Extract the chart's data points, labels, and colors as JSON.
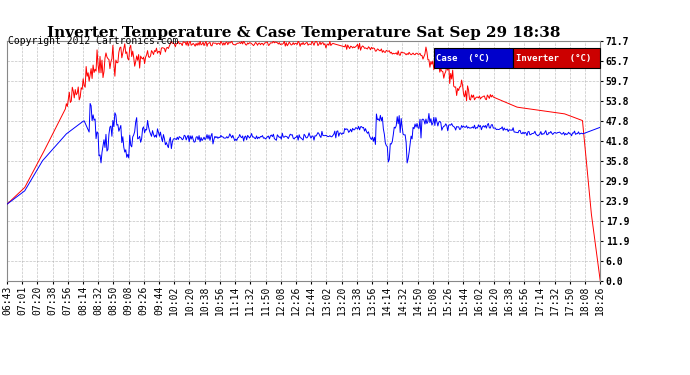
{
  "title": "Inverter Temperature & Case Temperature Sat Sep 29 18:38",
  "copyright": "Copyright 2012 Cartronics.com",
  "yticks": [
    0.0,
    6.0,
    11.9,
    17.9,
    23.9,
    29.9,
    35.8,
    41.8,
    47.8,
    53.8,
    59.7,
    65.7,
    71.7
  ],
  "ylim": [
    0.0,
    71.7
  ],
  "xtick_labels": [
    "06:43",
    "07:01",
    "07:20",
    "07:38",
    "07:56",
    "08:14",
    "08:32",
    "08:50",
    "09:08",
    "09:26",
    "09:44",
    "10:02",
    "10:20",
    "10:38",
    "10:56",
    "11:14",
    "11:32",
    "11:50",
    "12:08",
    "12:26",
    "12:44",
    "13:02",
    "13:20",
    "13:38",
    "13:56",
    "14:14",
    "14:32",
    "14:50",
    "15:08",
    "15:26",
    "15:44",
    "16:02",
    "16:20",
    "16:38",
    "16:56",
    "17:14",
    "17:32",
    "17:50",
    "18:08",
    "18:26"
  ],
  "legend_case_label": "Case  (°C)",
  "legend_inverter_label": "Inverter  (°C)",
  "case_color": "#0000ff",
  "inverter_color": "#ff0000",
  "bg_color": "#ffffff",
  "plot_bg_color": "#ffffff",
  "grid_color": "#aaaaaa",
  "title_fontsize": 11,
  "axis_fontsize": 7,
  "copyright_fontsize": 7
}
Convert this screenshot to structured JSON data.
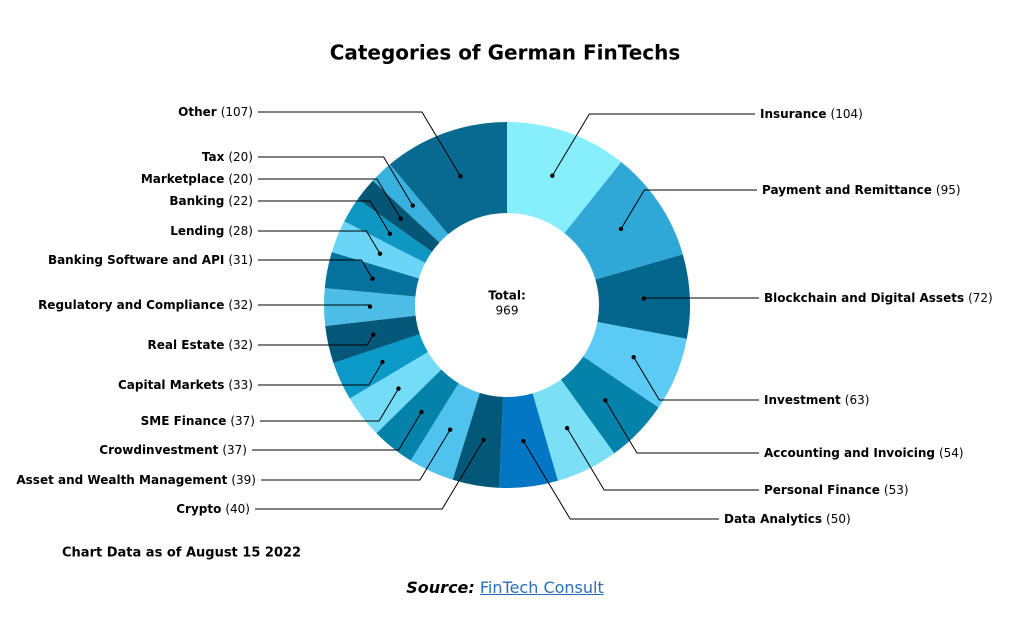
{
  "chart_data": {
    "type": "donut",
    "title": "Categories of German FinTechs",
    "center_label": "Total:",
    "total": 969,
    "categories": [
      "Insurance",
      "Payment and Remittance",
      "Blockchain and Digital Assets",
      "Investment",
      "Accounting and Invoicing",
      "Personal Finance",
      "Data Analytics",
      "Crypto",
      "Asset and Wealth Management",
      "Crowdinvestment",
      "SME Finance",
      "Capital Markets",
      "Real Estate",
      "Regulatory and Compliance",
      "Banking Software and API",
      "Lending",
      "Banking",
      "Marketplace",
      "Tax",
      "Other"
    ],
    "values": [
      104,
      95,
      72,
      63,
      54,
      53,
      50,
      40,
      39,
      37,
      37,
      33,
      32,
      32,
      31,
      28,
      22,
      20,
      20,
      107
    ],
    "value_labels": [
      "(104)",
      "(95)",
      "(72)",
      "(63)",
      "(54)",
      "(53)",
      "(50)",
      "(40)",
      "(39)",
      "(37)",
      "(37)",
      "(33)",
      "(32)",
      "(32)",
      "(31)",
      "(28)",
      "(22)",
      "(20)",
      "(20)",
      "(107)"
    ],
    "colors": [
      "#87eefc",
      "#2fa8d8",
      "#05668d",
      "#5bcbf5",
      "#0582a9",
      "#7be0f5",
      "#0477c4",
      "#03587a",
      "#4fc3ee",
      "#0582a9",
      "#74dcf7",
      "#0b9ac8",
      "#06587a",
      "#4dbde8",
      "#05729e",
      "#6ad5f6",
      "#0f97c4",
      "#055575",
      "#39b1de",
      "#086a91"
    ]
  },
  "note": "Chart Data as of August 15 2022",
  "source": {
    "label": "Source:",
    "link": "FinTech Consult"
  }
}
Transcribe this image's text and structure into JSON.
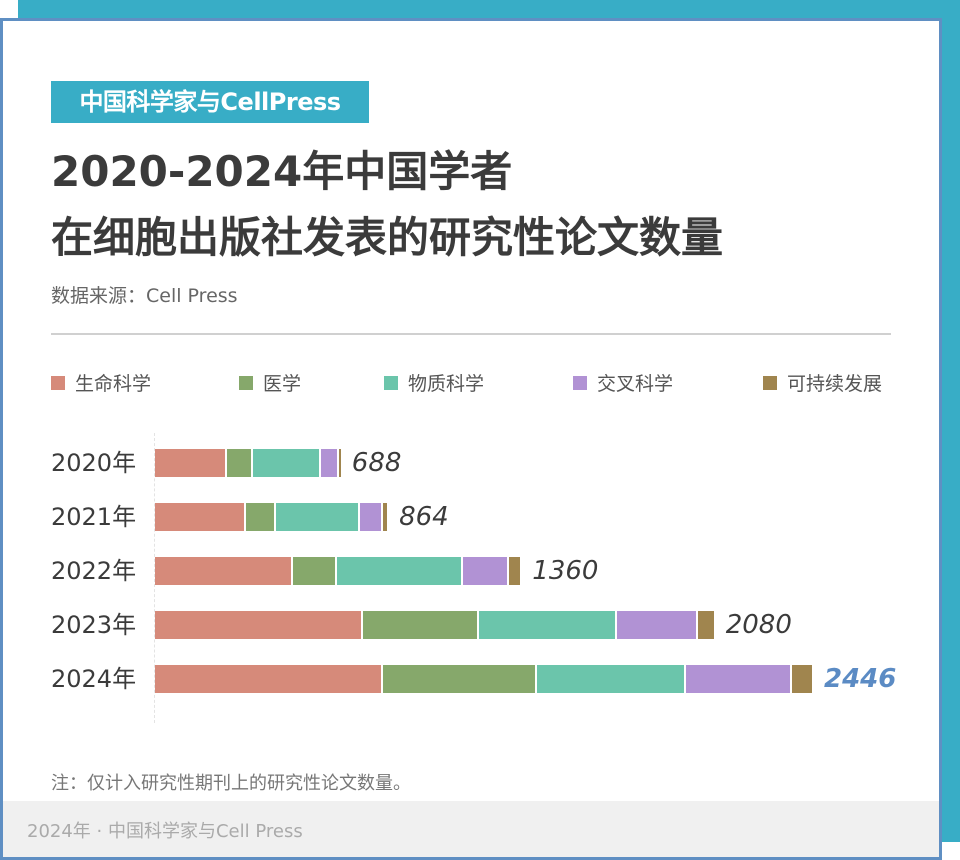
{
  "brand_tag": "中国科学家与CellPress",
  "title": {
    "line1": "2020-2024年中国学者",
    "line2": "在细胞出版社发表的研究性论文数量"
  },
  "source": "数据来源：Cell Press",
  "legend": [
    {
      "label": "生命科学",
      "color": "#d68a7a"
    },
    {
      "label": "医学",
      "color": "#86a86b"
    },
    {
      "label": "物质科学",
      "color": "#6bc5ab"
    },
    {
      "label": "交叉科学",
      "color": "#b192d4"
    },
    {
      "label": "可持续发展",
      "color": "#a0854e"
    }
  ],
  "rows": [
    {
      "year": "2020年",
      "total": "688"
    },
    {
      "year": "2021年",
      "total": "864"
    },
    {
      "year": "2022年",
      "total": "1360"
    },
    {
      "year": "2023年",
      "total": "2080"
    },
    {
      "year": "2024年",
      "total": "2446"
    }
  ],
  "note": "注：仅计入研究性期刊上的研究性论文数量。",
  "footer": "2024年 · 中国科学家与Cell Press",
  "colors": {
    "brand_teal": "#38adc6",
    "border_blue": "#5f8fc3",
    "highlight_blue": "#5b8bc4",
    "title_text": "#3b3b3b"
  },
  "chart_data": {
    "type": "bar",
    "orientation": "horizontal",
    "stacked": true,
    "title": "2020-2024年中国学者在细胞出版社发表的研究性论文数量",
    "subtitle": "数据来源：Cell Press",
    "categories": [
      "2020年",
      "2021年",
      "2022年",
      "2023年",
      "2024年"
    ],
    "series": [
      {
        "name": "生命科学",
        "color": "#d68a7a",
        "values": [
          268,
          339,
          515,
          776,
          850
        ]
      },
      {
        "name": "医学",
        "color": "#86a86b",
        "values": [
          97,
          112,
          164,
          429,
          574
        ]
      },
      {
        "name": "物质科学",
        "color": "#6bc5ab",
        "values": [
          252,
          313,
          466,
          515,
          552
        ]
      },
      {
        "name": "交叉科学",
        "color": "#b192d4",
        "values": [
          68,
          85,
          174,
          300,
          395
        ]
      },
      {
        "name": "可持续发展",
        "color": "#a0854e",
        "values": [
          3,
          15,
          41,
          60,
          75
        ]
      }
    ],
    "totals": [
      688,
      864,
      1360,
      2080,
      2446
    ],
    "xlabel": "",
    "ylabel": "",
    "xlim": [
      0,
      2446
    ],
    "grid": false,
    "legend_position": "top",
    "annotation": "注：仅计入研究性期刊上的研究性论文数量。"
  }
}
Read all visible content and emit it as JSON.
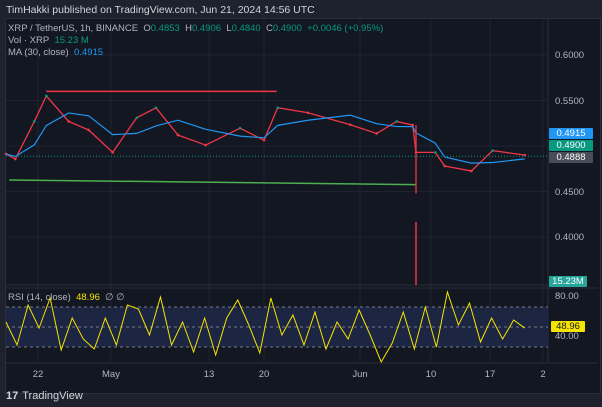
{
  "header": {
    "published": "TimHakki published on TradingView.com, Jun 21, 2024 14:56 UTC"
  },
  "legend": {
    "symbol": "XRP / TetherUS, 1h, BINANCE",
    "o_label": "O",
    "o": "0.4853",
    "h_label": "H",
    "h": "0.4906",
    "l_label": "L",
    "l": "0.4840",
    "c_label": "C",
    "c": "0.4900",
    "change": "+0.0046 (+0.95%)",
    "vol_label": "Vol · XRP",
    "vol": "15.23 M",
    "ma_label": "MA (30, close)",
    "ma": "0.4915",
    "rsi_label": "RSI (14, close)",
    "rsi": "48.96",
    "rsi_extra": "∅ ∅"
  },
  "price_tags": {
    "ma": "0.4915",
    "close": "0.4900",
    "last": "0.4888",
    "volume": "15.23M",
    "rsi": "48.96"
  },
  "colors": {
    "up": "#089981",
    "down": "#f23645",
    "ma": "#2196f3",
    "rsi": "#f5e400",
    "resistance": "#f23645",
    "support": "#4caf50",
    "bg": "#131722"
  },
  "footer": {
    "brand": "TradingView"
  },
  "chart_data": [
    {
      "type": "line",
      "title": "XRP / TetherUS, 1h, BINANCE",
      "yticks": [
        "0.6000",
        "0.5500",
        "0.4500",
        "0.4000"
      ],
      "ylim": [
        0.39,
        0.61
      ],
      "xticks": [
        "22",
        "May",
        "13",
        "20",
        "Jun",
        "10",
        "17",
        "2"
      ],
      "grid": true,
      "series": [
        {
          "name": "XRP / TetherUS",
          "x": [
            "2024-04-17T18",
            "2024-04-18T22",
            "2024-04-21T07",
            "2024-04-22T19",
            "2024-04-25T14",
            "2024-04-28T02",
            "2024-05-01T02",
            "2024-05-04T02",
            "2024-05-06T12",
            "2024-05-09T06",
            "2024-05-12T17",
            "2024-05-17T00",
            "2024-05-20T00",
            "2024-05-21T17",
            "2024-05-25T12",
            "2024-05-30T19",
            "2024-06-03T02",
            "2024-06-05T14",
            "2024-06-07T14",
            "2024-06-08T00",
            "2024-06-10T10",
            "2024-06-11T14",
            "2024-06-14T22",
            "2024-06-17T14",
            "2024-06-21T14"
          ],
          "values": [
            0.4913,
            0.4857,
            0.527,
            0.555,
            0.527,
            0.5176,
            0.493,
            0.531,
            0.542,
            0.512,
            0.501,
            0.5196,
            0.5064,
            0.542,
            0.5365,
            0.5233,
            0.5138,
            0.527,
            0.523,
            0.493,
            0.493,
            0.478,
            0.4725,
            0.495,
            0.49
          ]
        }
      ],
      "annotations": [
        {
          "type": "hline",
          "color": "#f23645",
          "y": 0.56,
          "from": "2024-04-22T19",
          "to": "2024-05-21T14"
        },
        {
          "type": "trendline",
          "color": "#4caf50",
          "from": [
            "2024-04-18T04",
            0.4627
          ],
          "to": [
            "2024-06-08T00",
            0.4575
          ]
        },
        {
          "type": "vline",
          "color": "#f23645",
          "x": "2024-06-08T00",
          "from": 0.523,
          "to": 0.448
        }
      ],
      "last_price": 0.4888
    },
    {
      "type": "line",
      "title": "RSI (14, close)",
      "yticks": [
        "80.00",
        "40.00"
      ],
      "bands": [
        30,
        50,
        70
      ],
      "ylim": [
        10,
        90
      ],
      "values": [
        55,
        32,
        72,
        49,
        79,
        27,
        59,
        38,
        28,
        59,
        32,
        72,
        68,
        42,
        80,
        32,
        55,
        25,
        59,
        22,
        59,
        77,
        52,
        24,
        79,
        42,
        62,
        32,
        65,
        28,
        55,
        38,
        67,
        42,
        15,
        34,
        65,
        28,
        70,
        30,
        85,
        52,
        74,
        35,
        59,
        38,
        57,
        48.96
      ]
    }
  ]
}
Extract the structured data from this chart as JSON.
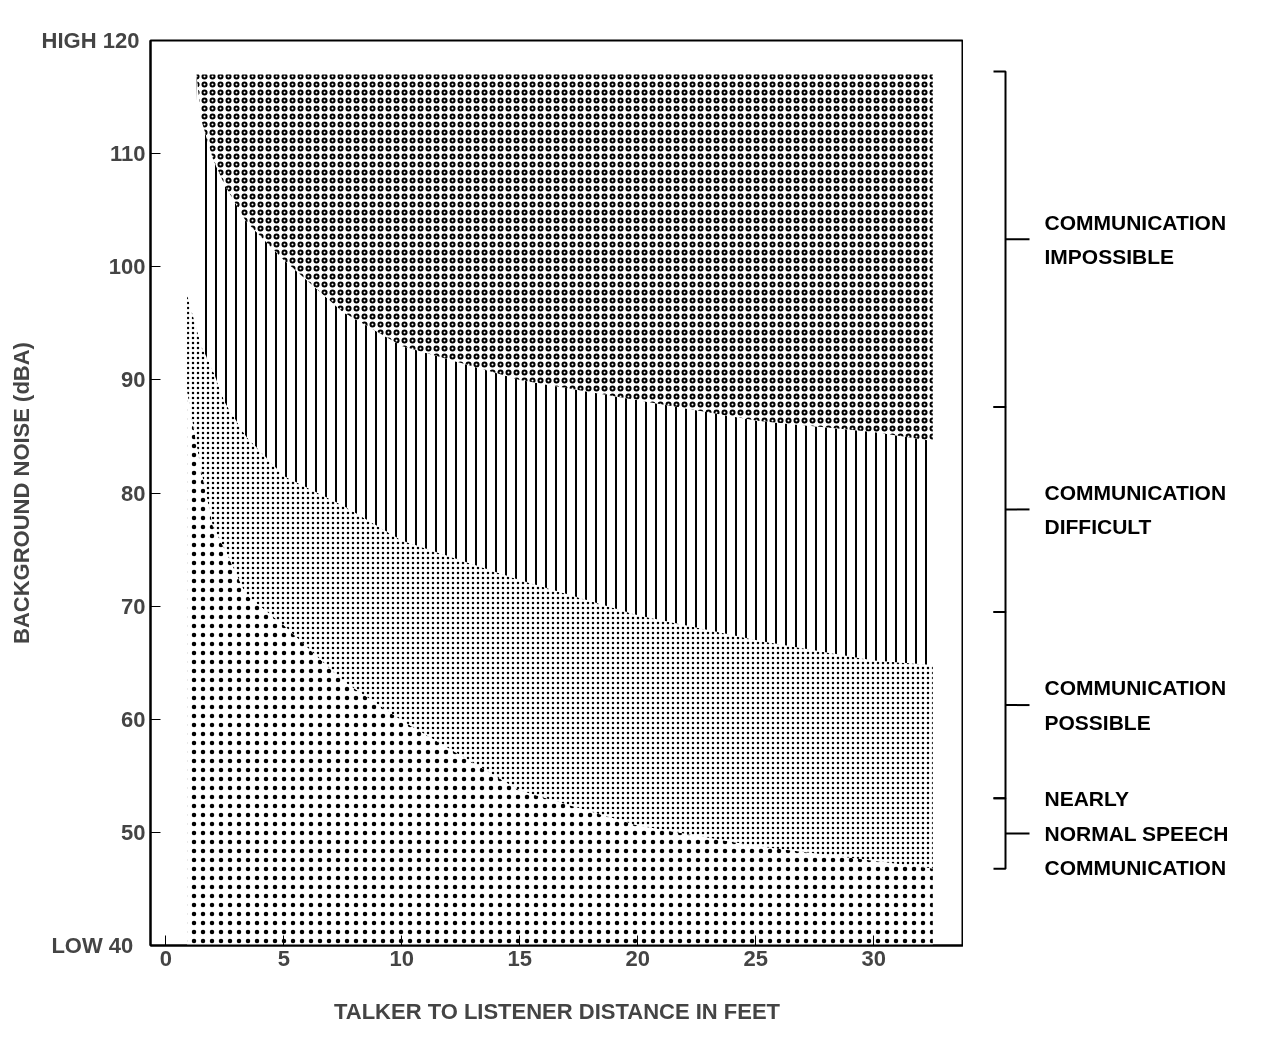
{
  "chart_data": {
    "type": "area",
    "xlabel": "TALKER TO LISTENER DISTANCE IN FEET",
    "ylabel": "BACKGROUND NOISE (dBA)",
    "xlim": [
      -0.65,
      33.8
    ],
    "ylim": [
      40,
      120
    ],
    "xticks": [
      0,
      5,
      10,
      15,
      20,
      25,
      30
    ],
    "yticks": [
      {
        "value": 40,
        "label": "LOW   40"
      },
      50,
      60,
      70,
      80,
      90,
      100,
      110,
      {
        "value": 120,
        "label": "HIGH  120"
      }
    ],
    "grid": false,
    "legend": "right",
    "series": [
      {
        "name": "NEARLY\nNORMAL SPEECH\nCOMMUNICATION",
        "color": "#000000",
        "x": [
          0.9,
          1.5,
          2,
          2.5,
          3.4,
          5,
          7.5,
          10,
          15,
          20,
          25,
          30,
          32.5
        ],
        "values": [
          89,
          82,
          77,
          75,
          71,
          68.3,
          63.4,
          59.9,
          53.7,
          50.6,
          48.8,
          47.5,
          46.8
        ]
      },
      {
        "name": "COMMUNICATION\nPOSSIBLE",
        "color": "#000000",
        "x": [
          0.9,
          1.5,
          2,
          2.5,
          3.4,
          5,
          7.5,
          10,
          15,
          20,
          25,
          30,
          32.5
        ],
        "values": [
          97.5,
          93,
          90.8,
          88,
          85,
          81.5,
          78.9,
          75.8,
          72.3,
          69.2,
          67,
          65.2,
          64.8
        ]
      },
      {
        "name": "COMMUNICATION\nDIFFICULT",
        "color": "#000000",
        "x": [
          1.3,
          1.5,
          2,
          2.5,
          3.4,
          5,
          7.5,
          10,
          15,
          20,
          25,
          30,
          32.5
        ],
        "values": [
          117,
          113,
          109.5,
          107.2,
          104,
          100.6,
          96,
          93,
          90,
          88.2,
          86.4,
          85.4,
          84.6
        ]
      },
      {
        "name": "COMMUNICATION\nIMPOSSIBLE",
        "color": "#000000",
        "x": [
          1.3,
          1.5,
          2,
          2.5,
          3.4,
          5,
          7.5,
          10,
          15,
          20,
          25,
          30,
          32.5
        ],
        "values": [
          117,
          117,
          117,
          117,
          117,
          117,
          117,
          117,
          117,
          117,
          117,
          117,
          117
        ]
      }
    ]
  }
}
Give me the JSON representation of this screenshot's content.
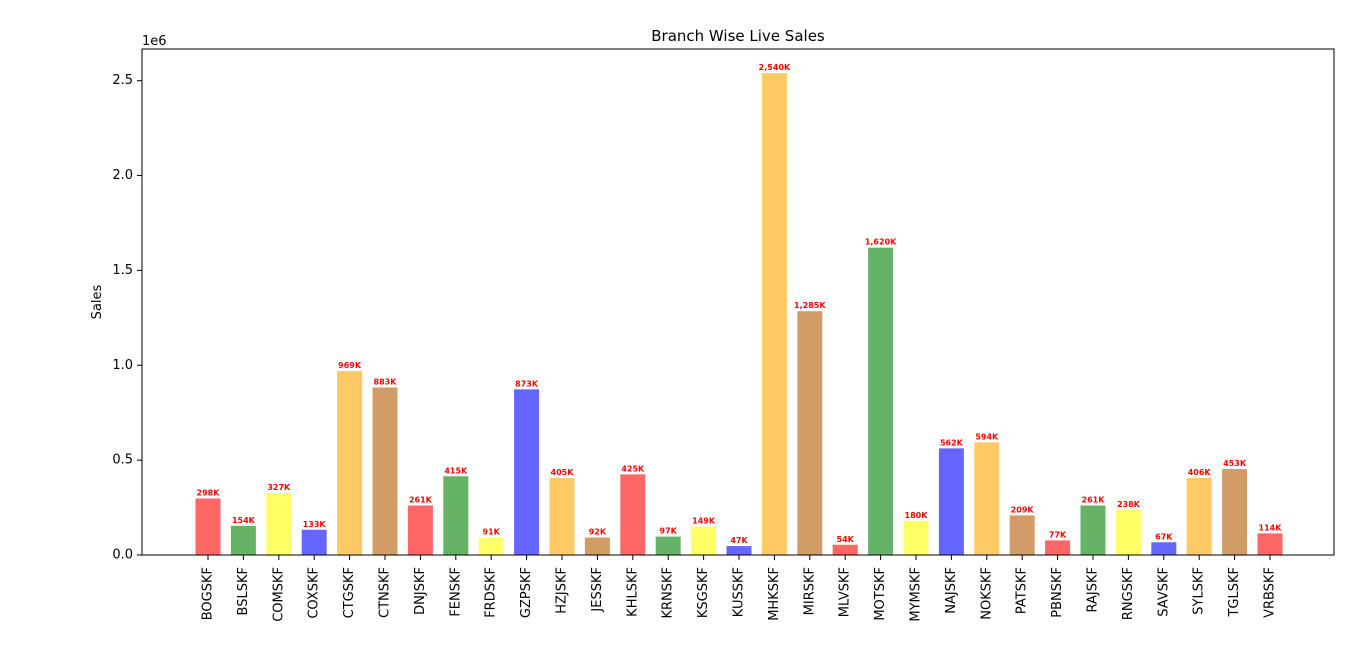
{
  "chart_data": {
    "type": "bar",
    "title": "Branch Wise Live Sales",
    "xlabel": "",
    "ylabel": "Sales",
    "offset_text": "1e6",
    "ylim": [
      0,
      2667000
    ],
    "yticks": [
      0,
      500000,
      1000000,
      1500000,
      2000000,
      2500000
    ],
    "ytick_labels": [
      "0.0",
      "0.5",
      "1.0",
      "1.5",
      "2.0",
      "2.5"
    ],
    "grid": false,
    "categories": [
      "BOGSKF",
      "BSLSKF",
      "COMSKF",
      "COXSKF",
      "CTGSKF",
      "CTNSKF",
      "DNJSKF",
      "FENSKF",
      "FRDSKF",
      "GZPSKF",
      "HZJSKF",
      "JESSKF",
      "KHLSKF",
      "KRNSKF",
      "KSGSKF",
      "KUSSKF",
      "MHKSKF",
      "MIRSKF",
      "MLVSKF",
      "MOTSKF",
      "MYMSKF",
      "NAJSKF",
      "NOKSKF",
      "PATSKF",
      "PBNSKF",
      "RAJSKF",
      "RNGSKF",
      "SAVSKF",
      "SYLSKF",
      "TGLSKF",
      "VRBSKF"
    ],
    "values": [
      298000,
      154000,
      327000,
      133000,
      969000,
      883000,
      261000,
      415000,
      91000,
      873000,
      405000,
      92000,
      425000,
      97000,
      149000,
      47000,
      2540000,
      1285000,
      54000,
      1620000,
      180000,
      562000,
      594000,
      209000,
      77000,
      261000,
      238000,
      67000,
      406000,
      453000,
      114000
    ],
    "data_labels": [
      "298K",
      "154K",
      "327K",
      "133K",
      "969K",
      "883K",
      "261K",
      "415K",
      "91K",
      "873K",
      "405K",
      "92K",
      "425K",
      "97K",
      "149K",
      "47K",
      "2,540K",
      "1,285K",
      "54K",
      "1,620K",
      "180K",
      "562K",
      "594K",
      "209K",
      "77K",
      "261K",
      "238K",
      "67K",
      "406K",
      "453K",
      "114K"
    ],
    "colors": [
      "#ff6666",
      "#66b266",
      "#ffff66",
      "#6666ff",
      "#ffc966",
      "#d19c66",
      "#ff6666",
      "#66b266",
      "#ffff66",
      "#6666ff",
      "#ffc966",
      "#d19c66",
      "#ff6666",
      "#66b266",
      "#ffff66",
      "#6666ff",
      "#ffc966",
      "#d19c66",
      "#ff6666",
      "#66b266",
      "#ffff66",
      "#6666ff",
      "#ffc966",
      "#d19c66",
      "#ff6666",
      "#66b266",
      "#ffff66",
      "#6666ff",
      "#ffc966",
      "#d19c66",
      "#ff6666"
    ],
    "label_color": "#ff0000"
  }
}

══════════════════════════════

:: WHAT YOU ARE ASKED TO DO ::
Each line that holds the word "Sales" is to be copied.

:: RESPONSE ::
    "title": "Branch Wise Live Sales",
    "ylabel": "Sales",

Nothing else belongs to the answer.